■ Extracted data entries
——

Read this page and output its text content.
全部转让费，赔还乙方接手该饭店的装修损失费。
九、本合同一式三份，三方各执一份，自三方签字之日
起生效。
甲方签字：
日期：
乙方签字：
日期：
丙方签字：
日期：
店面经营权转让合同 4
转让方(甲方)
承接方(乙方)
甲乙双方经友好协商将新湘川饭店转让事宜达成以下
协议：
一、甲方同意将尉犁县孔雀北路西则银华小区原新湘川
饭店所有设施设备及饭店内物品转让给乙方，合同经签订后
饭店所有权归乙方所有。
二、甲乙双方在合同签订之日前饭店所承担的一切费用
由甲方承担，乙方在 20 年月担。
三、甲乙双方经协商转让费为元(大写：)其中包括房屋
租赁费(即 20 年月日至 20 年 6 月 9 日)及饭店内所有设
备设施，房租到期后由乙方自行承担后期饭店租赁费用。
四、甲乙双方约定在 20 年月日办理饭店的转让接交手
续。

——

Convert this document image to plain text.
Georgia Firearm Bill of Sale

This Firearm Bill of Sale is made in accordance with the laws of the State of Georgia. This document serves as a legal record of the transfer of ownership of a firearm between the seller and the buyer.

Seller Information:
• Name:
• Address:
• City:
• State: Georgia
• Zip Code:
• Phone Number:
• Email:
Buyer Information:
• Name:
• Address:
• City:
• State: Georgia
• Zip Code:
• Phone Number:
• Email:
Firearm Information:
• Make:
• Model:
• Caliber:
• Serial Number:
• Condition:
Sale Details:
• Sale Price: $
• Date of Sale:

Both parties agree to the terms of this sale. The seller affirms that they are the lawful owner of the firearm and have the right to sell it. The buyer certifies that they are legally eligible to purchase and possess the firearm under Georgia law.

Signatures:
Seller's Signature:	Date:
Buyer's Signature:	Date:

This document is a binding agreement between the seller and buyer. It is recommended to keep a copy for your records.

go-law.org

——

■ Work instructions
Tally every line of the listing that holds the string "document", then give the number by itself.

■ Complete response
3